(The task)
Take the material and output all of it exactly.

(Given data)
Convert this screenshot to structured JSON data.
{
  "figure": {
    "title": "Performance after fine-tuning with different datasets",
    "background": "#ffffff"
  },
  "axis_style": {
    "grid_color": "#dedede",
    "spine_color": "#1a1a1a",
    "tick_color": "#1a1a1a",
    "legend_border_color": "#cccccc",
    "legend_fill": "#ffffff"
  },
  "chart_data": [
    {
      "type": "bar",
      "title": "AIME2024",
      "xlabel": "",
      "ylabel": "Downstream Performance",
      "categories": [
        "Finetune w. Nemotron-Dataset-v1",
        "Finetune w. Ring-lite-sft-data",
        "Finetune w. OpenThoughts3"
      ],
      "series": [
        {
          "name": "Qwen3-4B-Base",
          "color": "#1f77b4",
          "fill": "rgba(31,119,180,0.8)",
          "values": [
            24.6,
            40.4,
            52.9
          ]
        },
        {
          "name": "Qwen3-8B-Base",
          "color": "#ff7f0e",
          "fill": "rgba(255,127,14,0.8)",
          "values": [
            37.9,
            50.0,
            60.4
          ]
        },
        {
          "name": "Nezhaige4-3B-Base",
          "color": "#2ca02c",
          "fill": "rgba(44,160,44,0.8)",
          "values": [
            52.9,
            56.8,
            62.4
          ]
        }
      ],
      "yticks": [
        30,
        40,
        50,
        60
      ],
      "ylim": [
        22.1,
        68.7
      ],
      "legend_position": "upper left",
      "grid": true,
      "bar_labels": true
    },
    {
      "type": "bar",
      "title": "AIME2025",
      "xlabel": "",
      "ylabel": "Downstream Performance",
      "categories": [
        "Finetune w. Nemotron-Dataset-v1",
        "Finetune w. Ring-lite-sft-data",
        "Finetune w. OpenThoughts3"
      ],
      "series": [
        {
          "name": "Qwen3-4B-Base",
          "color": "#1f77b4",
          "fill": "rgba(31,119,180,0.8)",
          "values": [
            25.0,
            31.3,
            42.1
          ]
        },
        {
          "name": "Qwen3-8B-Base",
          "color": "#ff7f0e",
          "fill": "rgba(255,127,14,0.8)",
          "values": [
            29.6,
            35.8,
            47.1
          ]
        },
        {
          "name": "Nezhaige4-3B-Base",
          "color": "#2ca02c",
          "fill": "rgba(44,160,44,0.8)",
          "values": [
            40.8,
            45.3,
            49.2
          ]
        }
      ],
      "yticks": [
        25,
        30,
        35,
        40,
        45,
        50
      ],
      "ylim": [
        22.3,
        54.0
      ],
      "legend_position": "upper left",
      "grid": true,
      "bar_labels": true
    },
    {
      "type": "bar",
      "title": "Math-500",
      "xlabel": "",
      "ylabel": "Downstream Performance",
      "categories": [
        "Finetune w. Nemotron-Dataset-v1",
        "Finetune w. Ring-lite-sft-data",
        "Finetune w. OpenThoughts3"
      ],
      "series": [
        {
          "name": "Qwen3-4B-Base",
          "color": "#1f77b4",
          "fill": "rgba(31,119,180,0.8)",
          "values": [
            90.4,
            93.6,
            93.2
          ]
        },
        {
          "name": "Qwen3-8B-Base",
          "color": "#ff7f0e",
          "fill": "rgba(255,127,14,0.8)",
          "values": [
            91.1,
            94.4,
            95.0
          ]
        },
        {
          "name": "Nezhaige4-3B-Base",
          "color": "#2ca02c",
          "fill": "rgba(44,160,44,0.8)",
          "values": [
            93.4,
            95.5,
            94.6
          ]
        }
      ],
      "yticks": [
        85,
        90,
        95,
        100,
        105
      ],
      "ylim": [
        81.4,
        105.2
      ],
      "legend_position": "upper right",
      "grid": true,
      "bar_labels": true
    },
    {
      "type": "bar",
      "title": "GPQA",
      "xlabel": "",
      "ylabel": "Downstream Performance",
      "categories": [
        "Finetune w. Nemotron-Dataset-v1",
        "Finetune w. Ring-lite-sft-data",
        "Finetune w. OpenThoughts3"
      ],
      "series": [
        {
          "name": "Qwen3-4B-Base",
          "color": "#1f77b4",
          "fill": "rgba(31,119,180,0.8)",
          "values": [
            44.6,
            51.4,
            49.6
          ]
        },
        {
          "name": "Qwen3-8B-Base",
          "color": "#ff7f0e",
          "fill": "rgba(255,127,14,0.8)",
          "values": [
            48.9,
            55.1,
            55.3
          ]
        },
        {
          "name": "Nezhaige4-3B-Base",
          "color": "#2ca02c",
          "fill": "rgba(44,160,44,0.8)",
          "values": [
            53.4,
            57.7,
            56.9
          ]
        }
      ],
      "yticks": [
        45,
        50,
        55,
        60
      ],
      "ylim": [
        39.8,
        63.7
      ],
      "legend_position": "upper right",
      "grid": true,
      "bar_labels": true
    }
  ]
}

(Exercise result)
Convert this screenshot to structured JSON data.
{
  "figure": {
    "title": "Performance after fine-tuning with different datasets",
    "background": "#ffffff"
  },
  "axis_style": {
    "grid_color": "#dedede",
    "spine_color": "#1a1a1a",
    "tick_color": "#1a1a1a",
    "legend_border_color": "#cccccc",
    "legend_fill": "#ffffff"
  },
  "chart_data": [
    {
      "type": "bar",
      "title": "AIME2024",
      "xlabel": "",
      "ylabel": "Downstream Performance",
      "categories": [
        "Finetune w. Nemotron-Dataset-v1",
        "Finetune w. Ring-lite-sft-data",
        "Finetune w. OpenThoughts3"
      ],
      "series": [
        {
          "name": "Qwen3-4B-Base",
          "color": "#1f77b4",
          "fill": "rgba(31,119,180,0.8)",
          "values": [
            24.6,
            40.4,
            52.9
          ]
        },
        {
          "name": "Qwen3-8B-Base",
          "color": "#ff7f0e",
          "fill": "rgba(255,127,14,0.8)",
          "values": [
            37.9,
            50.0,
            60.4
          ]
        },
        {
          "name": "Nezhaige4-3B-Base",
          "color": "#2ca02c",
          "fill": "rgba(44,160,44,0.8)",
          "values": [
            52.9,
            56.8,
            62.4
          ]
        }
      ],
      "yticks": [
        30,
        40,
        50,
        60
      ],
      "ylim": [
        22.1,
        68.7
      ],
      "legend_position": "upper left",
      "grid": true,
      "bar_labels": true
    },
    {
      "type": "bar",
      "title": "AIME2025",
      "xlabel": "",
      "ylabel": "Downstream Performance",
      "categories": [
        "Finetune w. Nemotron-Dataset-v1",
        "Finetune w. Ring-lite-sft-data",
        "Finetune w. OpenThoughts3"
      ],
      "series": [
        {
          "name": "Qwen3-4B-Base",
          "color": "#1f77b4",
          "fill": "rgba(31,119,180,0.8)",
          "values": [
            25.0,
            31.3,
            42.1
          ]
        },
        {
          "name": "Qwen3-8B-Base",
          "color": "#ff7f0e",
          "fill": "rgba(255,127,14,0.8)",
          "values": [
            29.6,
            35.8,
            47.1
          ]
        },
        {
          "name": "Nezhaige4-3B-Base",
          "color": "#2ca02c",
          "fill": "rgba(44,160,44,0.8)",
          "values": [
            40.8,
            45.3,
            49.2
          ]
        }
      ],
      "yticks": [
        25,
        30,
        35,
        40,
        45,
        50
      ],
      "ylim": [
        22.3,
        54.0
      ],
      "legend_position": "upper left",
      "grid": true,
      "bar_labels": true
    },
    {
      "type": "bar",
      "title": "Math-500",
      "xlabel": "",
      "ylabel": "Downstream Performance",
      "categories": [
        "Finetune w. Nemotron-Dataset-v1",
        "Finetune w. Ring-lite-sft-data",
        "Finetune w. OpenThoughts3"
      ],
      "series": [
        {
          "name": "Qwen3-4B-Base",
          "color": "#1f77b4",
          "fill": "rgba(31,119,180,0.8)",
          "values": [
            90.4,
            93.6,
            93.2
          ]
        },
        {
          "name": "Qwen3-8B-Base",
          "color": "#ff7f0e",
          "fill": "rgba(255,127,14,0.8)",
          "values": [
            91.1,
            94.4,
            95.0
          ]
        },
        {
          "name": "Nezhaige4-3B-Base",
          "color": "#2ca02c",
          "fill": "rgba(44,160,44,0.8)",
          "values": [
            93.4,
            95.5,
            94.6
          ]
        }
      ],
      "yticks": [
        85,
        90,
        95,
        100,
        105
      ],
      "ylim": [
        81.4,
        105.2
      ],
      "legend_position": "upper right",
      "grid": true,
      "bar_labels": true
    },
    {
      "type": "bar",
      "title": "GPQA",
      "xlabel": "",
      "ylabel": "Downstream Performance",
      "categories": [
        "Finetune w. Nemotron-Dataset-v1",
        "Finetune w. Ring-lite-sft-data",
        "Finetune w. OpenThoughts3"
      ],
      "series": [
        {
          "name": "Qwen3-4B-Base",
          "color": "#1f77b4",
          "fill": "rgba(31,119,180,0.8)",
          "values": [
            44.6,
            51.4,
            49.6
          ]
        },
        {
          "name": "Qwen3-8B-Base",
          "color": "#ff7f0e",
          "fill": "rgba(255,127,14,0.8)",
          "values": [
            48.9,
            55.1,
            55.3
          ]
        },
        {
          "name": "Nezhaige4-3B-Base",
          "color": "#2ca02c",
          "fill": "rgba(44,160,44,0.8)",
          "values": [
            53.4,
            57.7,
            56.9
          ]
        }
      ],
      "yticks": [
        45,
        50,
        55,
        60
      ],
      "ylim": [
        39.8,
        63.7
      ],
      "legend_position": "upper right",
      "grid": true,
      "bar_labels": true
    }
  ]
}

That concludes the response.